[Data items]
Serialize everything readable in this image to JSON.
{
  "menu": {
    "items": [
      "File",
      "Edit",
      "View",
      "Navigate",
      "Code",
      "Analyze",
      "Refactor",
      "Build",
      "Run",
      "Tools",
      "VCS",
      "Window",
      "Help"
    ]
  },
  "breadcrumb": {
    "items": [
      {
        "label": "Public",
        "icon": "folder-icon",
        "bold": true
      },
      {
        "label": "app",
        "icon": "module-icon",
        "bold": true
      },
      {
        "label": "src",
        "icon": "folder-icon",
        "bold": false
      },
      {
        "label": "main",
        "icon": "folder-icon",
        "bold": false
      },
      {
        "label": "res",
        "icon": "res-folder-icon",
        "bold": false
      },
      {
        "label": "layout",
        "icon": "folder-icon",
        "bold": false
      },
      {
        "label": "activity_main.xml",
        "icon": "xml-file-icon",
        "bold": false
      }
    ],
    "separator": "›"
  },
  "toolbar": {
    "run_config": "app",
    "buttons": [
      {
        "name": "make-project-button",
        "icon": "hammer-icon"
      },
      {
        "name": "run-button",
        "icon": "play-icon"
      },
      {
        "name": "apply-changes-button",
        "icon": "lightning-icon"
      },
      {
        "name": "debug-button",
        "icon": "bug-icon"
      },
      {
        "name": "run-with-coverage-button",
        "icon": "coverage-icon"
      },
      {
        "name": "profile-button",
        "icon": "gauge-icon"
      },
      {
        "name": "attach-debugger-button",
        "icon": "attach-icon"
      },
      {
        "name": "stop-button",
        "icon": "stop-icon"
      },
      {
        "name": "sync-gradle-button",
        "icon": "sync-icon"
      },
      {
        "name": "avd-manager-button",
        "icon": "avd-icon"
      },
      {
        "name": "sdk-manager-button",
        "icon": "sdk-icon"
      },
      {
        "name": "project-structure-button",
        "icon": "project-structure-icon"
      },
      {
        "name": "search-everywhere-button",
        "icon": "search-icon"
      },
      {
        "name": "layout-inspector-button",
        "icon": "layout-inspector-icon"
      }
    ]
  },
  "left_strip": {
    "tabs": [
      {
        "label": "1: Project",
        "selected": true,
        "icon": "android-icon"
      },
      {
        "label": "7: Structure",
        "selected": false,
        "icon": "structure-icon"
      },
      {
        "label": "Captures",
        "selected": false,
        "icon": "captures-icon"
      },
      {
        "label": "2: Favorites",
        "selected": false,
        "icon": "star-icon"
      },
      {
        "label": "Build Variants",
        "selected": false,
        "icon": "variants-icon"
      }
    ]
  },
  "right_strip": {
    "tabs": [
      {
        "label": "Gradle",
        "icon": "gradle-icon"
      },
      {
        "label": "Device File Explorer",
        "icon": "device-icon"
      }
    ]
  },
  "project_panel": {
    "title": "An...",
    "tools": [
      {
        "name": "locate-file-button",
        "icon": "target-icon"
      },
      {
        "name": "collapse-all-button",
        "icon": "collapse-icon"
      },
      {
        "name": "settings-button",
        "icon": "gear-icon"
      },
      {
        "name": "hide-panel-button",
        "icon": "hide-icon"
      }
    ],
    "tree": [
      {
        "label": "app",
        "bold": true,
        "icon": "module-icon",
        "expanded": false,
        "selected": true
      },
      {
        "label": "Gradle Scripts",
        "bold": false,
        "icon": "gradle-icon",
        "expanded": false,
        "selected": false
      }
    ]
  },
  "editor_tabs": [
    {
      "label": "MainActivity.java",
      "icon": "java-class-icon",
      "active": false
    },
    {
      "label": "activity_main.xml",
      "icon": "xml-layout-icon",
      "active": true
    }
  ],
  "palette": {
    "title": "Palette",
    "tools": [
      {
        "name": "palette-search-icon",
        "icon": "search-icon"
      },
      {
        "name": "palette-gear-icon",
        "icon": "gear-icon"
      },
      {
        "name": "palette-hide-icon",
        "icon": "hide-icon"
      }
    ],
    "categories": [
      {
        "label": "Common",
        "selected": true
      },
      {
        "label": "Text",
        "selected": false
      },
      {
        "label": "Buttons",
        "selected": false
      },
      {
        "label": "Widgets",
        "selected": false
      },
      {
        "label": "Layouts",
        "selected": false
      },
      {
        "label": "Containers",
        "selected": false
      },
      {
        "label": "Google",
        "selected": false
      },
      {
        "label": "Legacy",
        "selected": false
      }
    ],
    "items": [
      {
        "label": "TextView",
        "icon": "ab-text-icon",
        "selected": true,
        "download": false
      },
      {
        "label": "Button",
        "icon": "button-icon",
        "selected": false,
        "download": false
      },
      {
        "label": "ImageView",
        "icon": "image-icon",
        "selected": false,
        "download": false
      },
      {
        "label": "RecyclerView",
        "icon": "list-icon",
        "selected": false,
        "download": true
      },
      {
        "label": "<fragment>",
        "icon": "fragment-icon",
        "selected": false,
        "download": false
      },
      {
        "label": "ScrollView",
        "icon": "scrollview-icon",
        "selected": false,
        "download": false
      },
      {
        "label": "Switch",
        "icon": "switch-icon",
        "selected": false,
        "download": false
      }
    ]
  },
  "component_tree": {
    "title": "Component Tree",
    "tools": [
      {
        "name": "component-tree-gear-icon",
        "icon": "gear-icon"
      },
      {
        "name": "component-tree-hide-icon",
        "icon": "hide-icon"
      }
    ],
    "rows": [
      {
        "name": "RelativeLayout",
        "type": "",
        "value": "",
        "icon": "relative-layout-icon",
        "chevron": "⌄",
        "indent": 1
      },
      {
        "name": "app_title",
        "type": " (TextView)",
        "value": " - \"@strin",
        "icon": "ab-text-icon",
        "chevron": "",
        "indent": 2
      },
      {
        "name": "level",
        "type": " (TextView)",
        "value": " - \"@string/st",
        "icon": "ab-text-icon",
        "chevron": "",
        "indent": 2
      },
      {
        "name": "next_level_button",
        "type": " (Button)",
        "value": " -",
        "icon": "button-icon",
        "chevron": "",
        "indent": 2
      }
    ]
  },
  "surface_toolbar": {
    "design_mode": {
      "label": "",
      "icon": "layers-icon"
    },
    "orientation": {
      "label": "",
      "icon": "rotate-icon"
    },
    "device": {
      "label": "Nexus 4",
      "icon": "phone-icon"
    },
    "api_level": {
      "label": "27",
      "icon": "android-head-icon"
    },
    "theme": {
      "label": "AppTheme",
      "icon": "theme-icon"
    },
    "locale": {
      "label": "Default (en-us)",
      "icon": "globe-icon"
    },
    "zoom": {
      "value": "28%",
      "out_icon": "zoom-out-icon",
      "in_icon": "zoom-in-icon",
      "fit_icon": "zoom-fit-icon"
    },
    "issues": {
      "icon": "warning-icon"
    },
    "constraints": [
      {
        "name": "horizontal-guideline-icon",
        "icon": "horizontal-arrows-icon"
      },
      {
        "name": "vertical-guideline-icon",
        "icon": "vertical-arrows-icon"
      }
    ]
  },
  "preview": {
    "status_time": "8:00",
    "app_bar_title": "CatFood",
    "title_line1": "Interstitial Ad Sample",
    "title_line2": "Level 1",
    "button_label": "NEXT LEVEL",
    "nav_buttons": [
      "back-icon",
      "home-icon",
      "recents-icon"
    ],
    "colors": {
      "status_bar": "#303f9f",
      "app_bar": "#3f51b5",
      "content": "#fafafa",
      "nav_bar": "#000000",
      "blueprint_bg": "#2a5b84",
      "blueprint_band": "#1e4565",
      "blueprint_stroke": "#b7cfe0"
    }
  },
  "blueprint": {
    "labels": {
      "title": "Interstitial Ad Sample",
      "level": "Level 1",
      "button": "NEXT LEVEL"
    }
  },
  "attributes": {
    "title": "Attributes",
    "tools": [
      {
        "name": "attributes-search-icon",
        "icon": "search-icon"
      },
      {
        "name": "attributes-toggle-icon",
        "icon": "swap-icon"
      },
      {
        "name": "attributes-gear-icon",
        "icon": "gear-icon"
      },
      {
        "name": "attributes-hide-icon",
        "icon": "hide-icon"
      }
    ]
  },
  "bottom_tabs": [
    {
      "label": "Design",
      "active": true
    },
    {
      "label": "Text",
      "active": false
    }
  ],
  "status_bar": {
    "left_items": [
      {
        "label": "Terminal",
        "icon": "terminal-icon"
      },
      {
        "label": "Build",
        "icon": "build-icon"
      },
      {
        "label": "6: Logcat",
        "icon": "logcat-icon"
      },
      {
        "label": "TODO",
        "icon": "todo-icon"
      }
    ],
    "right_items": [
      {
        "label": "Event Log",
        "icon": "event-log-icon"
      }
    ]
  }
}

--- REQUEST ---
Out of the material above, select every line that holds the string "collapse".

--- COMPLETE ANSWER ---
        "name": "collapse-all-button",
        "icon": "collapse-icon"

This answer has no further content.